Excerpt from a dataset
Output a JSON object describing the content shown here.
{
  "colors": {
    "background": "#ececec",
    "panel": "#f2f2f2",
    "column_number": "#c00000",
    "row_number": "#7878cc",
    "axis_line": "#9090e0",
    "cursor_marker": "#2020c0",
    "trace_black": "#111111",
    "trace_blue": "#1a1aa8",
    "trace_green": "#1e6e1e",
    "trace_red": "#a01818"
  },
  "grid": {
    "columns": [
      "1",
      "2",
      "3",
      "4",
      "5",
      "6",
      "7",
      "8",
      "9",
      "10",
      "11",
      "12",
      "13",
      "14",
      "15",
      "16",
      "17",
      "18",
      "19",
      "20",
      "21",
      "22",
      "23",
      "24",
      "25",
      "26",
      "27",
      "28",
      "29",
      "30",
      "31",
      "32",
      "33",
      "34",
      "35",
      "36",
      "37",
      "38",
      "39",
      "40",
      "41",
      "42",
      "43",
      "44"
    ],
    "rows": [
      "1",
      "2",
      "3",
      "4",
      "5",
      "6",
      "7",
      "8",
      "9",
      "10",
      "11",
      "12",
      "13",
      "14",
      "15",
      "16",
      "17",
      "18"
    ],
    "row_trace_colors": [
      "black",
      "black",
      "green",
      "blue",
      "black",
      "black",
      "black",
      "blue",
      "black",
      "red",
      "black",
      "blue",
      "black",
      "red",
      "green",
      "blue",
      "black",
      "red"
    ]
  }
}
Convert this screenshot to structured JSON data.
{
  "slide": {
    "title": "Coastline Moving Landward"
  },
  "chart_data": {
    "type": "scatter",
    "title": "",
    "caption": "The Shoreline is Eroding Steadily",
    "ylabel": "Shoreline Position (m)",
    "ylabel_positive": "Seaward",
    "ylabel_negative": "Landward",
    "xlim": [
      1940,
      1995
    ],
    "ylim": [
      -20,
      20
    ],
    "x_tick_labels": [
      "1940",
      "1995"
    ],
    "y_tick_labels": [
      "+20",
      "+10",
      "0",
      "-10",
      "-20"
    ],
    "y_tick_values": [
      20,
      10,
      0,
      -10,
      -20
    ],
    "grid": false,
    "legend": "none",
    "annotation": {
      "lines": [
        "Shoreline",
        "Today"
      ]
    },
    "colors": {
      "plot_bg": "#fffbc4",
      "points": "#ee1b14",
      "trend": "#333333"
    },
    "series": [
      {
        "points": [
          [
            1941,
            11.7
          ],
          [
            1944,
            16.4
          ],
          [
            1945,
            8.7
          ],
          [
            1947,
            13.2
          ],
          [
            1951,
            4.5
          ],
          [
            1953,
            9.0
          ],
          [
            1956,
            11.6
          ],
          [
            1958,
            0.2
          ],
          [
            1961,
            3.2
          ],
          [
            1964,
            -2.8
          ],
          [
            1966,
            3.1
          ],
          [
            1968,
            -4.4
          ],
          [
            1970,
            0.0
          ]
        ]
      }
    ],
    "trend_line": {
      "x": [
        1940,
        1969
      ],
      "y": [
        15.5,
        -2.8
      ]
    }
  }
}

• [Instruction] Copy out the full material exactly as it appears.

• [Solution below]
Output a JSON object describing the content shown here.
{
  "colors": {
    "background": "#ececec",
    "panel": "#f2f2f2",
    "column_number": "#c00000",
    "row_number": "#7878cc",
    "axis_line": "#9090e0",
    "cursor_marker": "#2020c0",
    "trace_black": "#111111",
    "trace_blue": "#1a1aa8",
    "trace_green": "#1e6e1e",
    "trace_red": "#a01818"
  },
  "grid": {
    "columns": [
      "1",
      "2",
      "3",
      "4",
      "5",
      "6",
      "7",
      "8",
      "9",
      "10",
      "11",
      "12",
      "13",
      "14",
      "15",
      "16",
      "17",
      "18",
      "19",
      "20",
      "21",
      "22",
      "23",
      "24",
      "25",
      "26",
      "27",
      "28",
      "29",
      "30",
      "31",
      "32",
      "33",
      "34",
      "35",
      "36",
      "37",
      "38",
      "39",
      "40",
      "41",
      "42",
      "43",
      "44"
    ],
    "rows": [
      "1",
      "2",
      "3",
      "4",
      "5",
      "6",
      "7",
      "8",
      "9",
      "10",
      "11",
      "12",
      "13",
      "14",
      "15",
      "16",
      "17",
      "18"
    ],
    "row_trace_colors": [
      "black",
      "black",
      "green",
      "blue",
      "black",
      "black",
      "black",
      "blue",
      "black",
      "red",
      "black",
      "blue",
      "black",
      "red",
      "green",
      "blue",
      "black",
      "red"
    ]
  }
}
Convert this screenshot to structured JSON data.
{
  "slide": {
    "title": "Coastline Moving Landward"
  },
  "chart_data": {
    "type": "scatter",
    "title": "",
    "caption": "The Shoreline is Eroding Steadily",
    "ylabel": "Shoreline Position (m)",
    "ylabel_positive": "Seaward",
    "ylabel_negative": "Landward",
    "xlim": [
      1940,
      1995
    ],
    "ylim": [
      -20,
      20
    ],
    "x_tick_labels": [
      "1940",
      "1995"
    ],
    "y_tick_labels": [
      "+20",
      "+10",
      "0",
      "-10",
      "-20"
    ],
    "y_tick_values": [
      20,
      10,
      0,
      -10,
      -20
    ],
    "grid": false,
    "legend": "none",
    "annotation": {
      "lines": [
        "Shoreline",
        "Today"
      ]
    },
    "colors": {
      "plot_bg": "#fffbc4",
      "points": "#ee1b14",
      "trend": "#333333"
    },
    "series": [
      {
        "points": [
          [
            1941,
            11.7
          ],
          [
            1944,
            16.4
          ],
          [
            1945,
            8.7
          ],
          [
            1947,
            13.2
          ],
          [
            1951,
            4.5
          ],
          [
            1953,
            9.0
          ],
          [
            1956,
            11.6
          ],
          [
            1958,
            0.2
          ],
          [
            1961,
            3.2
          ],
          [
            1964,
            -2.8
          ],
          [
            1966,
            3.1
          ],
          [
            1968,
            -4.4
          ],
          [
            1970,
            0.0
          ]
        ]
      }
    ],
    "trend_line": {
      "x": [
        1940,
        1969
      ],
      "y": [
        15.5,
        -2.8
      ]
    }
  }
}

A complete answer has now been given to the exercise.